WHAT THE EXERCISE ASKS
Copy out all the lines exactly. Omit pictures.

------------

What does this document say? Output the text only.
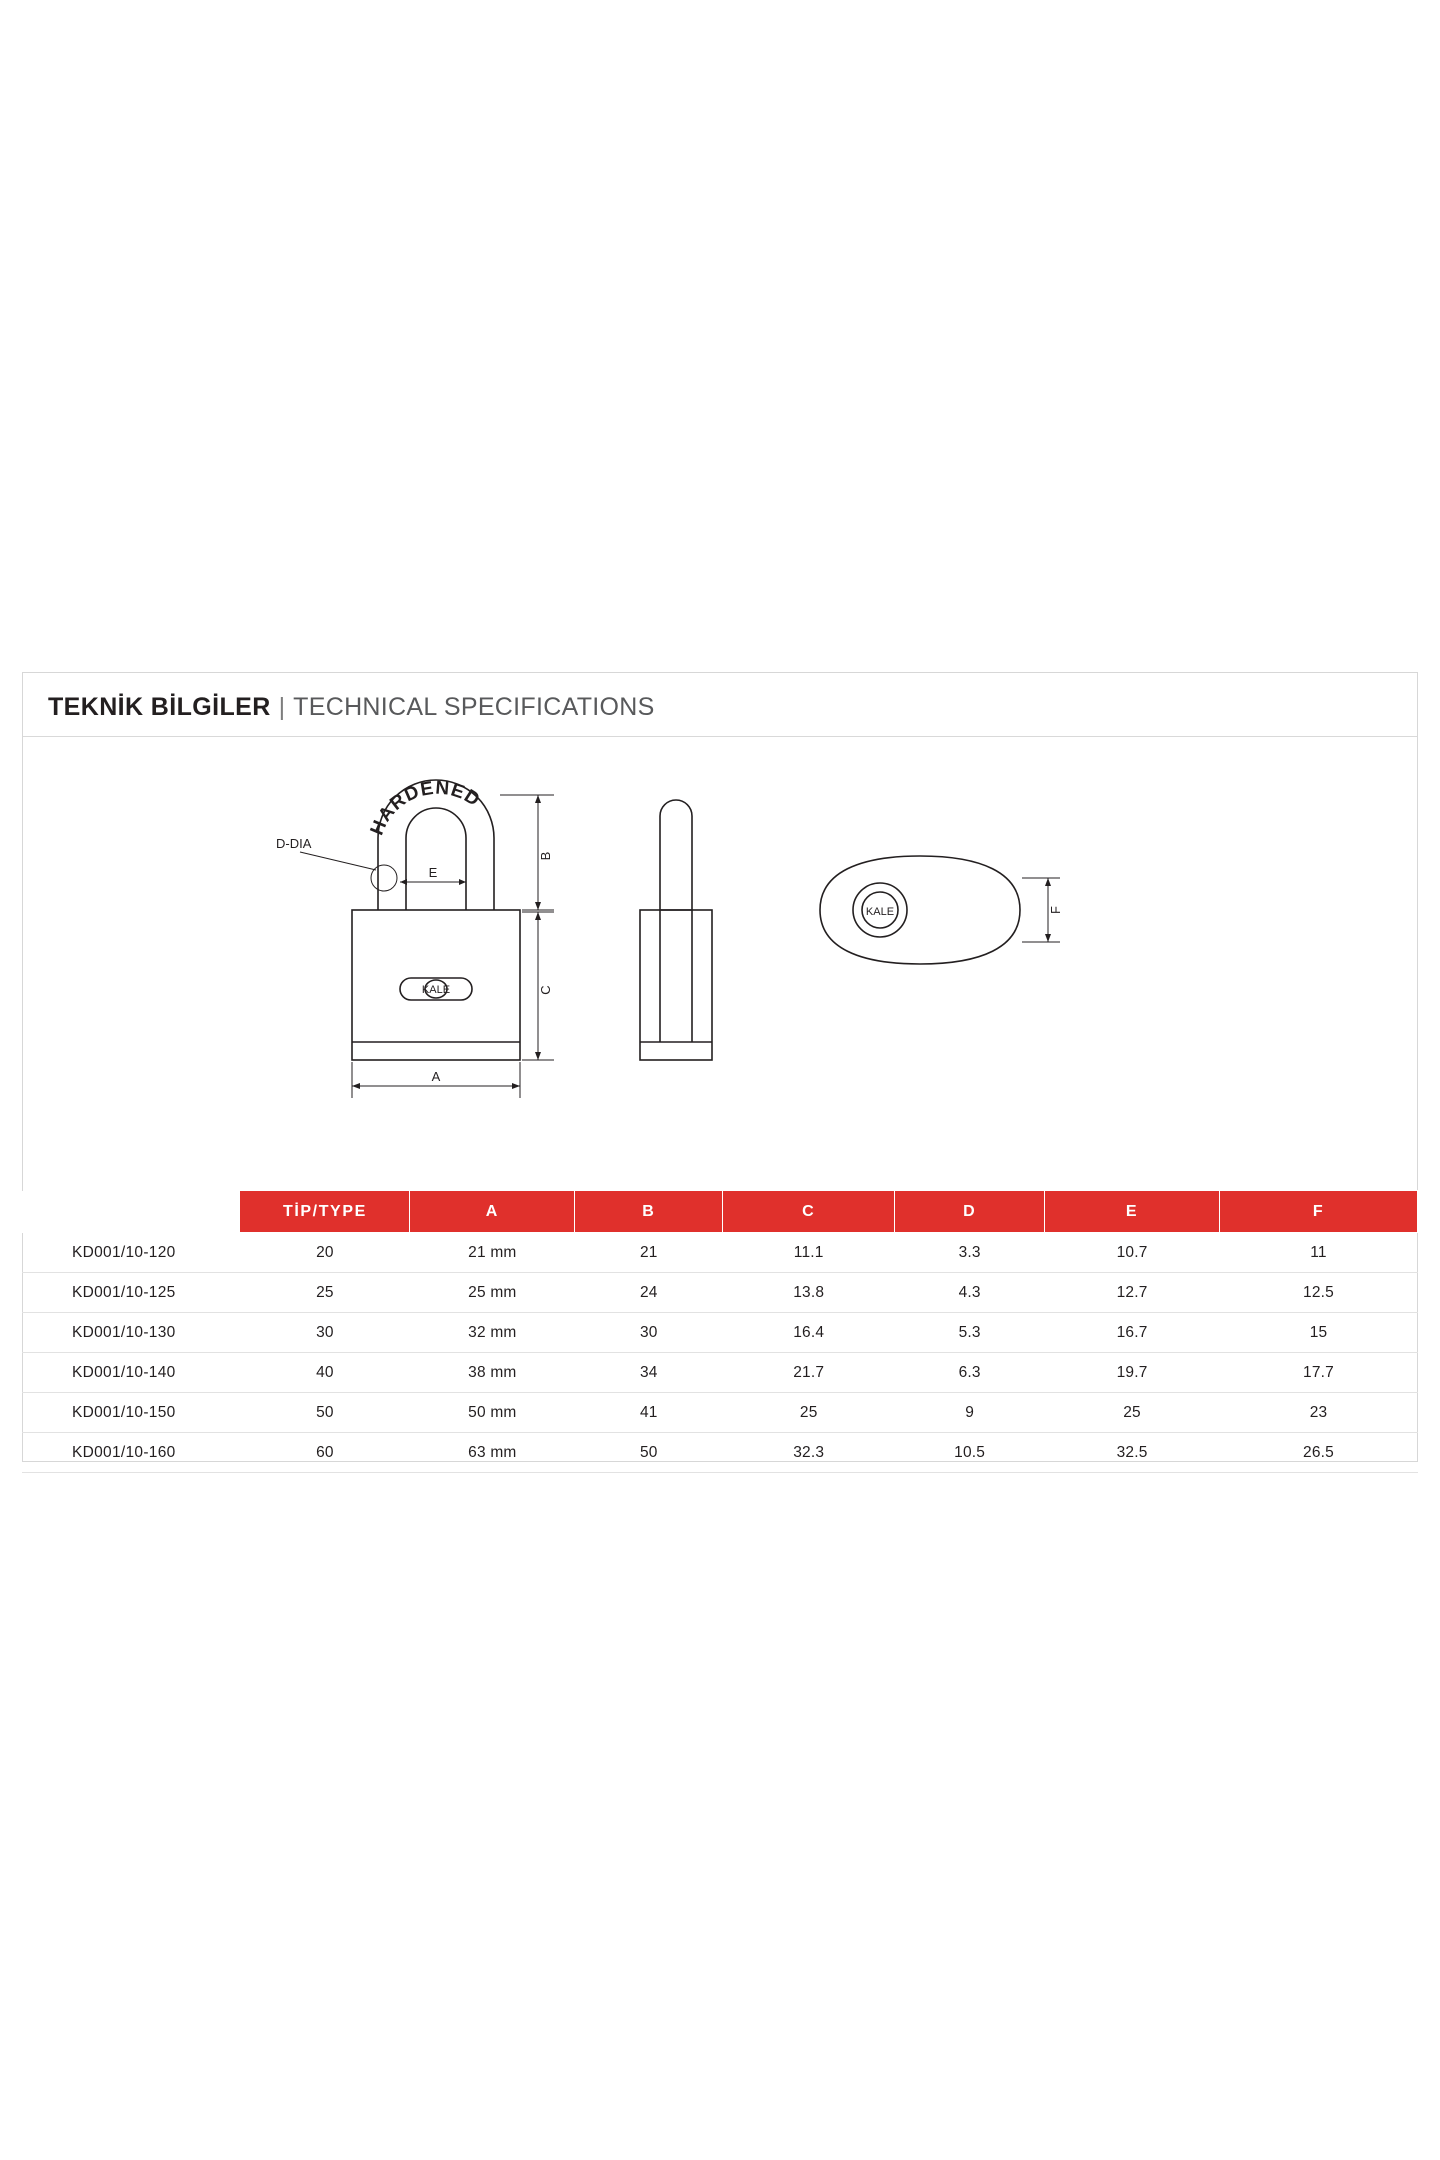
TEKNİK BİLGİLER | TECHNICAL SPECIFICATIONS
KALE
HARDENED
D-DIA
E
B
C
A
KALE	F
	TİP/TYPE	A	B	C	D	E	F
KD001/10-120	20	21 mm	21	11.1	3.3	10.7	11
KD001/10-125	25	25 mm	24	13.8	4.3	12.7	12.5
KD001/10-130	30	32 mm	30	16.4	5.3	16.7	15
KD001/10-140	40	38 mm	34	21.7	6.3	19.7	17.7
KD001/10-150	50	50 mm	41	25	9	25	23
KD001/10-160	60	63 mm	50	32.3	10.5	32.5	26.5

------------

COMPLETED TASK
What does this document say? Output the text only.
TEKNİK BİLGİLER | TECHNICAL SPECIFICATIONS
KALE
HARDENED
D-DIA
E
B
C
A
KALE	F
	TİP/TYPE	A	B	C	D	E	F
KD001/10-120	20	21 mm	21	11.1	3.3	10.7	11
KD001/10-125	25	25 mm	24	13.8	4.3	12.7	12.5
KD001/10-130	30	32 mm	30	16.4	5.3	16.7	15
KD001/10-140	40	38 mm	34	21.7	6.3	19.7	17.7
KD001/10-150	50	50 mm	41	25	9	25	23
KD001/10-160	60	63 mm	50	32.3	10.5	32.5	26.5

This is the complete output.